— Start SUPPLIED INFORMATION —
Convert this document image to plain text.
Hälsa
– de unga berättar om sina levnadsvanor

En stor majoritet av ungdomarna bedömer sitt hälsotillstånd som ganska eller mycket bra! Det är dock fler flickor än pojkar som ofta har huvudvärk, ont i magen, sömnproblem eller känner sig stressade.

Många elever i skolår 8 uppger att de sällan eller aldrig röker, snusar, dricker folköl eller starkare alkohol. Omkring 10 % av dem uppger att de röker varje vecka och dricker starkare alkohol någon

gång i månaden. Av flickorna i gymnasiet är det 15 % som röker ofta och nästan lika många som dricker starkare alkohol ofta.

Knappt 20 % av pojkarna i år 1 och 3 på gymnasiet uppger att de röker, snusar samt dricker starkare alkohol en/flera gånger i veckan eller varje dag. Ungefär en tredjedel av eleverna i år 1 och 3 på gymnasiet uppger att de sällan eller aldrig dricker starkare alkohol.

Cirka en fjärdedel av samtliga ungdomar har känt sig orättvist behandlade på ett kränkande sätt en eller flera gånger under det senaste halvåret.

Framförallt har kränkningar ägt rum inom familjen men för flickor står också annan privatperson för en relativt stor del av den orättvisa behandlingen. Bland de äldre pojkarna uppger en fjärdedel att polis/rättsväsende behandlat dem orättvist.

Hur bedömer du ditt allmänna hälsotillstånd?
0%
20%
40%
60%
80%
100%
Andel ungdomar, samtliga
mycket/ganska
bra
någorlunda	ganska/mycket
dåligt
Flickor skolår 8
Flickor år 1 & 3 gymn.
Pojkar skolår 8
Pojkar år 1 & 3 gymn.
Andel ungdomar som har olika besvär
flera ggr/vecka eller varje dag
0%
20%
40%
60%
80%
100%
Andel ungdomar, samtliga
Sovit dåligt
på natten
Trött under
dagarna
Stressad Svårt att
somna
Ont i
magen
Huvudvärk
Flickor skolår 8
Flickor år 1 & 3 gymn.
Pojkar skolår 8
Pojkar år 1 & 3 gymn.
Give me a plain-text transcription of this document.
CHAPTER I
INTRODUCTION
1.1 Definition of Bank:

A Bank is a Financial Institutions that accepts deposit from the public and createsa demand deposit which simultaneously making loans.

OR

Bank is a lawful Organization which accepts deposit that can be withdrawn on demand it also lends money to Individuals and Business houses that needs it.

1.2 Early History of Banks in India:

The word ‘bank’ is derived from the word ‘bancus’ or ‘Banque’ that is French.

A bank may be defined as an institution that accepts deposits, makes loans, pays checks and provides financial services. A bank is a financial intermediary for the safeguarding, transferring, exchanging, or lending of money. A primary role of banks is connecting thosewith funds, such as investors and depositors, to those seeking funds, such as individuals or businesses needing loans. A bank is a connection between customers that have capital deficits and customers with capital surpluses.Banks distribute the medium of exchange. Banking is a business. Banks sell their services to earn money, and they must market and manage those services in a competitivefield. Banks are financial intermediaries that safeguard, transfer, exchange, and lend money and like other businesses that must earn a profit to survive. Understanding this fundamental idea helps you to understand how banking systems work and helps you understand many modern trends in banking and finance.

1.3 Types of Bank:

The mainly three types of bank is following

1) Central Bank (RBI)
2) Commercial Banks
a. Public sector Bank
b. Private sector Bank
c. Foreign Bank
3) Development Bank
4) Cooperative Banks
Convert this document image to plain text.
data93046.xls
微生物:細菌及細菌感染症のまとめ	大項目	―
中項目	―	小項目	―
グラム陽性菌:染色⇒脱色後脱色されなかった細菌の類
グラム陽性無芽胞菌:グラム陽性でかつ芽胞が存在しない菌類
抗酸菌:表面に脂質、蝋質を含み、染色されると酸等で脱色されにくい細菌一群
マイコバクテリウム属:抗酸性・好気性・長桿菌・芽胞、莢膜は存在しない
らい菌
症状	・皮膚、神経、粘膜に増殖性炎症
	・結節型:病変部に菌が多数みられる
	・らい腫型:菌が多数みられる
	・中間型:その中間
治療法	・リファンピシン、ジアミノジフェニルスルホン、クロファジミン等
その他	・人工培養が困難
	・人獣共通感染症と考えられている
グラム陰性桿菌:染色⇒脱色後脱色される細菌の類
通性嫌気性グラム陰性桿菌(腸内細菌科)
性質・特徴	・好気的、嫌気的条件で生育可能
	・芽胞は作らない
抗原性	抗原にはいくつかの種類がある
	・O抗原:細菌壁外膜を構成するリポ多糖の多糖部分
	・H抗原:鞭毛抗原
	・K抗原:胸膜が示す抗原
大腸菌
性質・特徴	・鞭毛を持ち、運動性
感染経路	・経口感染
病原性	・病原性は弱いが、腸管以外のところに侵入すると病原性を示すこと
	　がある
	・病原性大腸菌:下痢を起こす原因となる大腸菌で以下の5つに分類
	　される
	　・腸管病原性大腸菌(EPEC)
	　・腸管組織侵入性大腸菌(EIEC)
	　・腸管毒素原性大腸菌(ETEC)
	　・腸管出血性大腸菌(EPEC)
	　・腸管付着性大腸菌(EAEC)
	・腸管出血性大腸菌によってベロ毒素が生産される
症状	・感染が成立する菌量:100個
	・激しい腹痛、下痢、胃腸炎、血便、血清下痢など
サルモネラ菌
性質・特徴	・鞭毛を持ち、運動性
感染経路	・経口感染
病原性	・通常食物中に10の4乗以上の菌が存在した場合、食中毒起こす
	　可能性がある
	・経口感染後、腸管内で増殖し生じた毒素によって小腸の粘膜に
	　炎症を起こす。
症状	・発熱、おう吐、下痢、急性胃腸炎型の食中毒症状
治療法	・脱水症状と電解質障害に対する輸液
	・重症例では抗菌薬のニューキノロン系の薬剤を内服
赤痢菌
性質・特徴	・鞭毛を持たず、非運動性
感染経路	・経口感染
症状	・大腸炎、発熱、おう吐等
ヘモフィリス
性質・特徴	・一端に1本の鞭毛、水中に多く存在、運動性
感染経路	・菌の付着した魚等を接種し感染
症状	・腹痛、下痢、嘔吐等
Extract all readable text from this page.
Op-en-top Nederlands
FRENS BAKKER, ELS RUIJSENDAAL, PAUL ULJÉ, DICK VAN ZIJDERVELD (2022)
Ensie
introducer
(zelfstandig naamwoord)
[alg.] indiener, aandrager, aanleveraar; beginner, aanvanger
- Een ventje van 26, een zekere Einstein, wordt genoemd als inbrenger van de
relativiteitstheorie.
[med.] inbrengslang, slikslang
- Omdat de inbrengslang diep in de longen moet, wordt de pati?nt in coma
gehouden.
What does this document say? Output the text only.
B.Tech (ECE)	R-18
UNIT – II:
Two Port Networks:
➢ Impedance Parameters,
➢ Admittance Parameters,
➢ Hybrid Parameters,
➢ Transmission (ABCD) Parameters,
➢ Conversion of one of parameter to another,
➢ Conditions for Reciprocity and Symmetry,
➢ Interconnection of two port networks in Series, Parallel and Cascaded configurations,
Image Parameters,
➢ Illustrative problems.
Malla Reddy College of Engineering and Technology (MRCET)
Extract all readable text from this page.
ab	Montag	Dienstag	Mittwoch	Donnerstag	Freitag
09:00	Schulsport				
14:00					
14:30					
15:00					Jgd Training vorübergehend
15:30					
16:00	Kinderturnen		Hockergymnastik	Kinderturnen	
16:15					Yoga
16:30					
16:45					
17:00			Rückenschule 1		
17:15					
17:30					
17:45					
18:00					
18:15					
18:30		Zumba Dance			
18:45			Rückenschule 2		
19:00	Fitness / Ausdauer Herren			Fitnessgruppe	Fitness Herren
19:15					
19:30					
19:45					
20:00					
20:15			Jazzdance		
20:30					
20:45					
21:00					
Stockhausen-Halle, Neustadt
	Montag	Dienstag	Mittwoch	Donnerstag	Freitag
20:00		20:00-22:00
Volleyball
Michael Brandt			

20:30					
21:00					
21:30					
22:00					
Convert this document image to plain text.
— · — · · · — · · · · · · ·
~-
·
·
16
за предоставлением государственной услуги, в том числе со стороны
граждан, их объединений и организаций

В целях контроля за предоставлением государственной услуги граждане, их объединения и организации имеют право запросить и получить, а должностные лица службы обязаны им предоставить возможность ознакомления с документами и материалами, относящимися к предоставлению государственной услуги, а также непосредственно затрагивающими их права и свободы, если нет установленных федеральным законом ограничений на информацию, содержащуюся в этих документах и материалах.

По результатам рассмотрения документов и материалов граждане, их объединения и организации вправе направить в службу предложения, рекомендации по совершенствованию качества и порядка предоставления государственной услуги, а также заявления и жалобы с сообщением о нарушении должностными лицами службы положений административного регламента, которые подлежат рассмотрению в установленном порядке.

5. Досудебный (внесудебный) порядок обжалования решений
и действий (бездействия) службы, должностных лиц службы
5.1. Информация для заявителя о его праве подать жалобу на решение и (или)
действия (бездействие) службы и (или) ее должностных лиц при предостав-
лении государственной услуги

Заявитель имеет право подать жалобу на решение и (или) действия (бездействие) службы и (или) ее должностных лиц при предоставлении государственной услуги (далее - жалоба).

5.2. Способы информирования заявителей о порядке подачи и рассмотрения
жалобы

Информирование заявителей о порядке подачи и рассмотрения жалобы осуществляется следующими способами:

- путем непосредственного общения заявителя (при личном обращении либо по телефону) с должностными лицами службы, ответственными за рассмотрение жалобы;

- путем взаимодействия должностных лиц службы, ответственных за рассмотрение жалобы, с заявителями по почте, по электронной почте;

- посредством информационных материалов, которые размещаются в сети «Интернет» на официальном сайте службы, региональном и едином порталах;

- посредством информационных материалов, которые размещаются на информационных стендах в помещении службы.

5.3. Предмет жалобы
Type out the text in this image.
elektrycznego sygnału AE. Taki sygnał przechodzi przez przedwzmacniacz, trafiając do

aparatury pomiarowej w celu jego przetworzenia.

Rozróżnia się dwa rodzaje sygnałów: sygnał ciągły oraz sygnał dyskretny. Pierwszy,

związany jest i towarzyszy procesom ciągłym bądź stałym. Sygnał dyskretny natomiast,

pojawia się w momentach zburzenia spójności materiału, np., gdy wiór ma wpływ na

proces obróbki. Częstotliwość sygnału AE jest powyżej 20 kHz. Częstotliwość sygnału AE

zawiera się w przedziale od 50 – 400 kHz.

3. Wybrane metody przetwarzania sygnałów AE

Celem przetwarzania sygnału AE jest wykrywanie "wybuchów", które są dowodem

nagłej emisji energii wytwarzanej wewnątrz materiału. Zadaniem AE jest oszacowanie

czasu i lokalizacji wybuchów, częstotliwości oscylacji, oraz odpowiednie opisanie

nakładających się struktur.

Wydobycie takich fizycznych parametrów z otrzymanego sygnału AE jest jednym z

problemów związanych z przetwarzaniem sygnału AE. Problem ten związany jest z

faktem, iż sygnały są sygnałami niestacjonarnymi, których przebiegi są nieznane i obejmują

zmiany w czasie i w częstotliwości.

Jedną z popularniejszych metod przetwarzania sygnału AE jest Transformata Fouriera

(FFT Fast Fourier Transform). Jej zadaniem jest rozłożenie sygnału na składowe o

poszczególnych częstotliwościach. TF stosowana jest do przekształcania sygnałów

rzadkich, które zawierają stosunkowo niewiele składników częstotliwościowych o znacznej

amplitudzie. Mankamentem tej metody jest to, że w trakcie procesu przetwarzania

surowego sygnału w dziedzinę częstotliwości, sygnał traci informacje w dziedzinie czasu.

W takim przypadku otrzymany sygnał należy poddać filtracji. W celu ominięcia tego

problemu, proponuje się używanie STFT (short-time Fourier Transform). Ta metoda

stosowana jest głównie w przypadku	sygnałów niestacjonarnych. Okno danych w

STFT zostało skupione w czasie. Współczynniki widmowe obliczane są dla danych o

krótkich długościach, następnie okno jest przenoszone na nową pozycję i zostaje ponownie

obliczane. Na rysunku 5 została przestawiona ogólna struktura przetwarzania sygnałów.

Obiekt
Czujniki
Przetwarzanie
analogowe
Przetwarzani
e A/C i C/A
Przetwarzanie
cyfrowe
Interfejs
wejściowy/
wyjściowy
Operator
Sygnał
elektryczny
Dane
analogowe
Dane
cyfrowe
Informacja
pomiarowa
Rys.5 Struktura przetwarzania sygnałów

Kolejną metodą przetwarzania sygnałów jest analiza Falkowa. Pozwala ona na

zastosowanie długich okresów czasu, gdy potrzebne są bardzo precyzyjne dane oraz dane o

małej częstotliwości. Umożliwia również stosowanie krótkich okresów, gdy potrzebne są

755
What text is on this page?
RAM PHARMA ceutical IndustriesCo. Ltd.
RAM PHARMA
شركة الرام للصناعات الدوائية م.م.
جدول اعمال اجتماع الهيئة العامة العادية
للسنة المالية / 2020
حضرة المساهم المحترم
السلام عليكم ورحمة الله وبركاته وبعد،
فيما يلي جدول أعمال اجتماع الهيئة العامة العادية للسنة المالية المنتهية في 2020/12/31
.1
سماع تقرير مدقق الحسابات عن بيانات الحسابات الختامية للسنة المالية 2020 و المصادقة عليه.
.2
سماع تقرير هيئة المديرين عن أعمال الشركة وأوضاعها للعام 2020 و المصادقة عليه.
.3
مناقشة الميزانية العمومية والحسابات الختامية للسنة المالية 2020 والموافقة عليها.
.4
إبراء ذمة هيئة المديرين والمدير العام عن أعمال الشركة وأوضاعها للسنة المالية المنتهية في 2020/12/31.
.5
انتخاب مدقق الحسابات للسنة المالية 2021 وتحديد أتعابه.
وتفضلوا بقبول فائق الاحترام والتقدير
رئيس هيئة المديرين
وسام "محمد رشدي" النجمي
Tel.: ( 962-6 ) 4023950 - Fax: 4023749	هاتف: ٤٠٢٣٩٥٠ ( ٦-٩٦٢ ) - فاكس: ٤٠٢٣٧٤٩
— End SUPPLIED INFORMATION —
Which lines in the records above contain the string "potrzebne"? Copy each one.

▶ [CORRECT OUTPUT]
zastosowanie długich okresów czasu, gdy potrzebne są bardzo precyzyjne dane oraz dane o
małej częstotliwości. Umożliwia również stosowanie krótkich okresów, gdy potrzebne są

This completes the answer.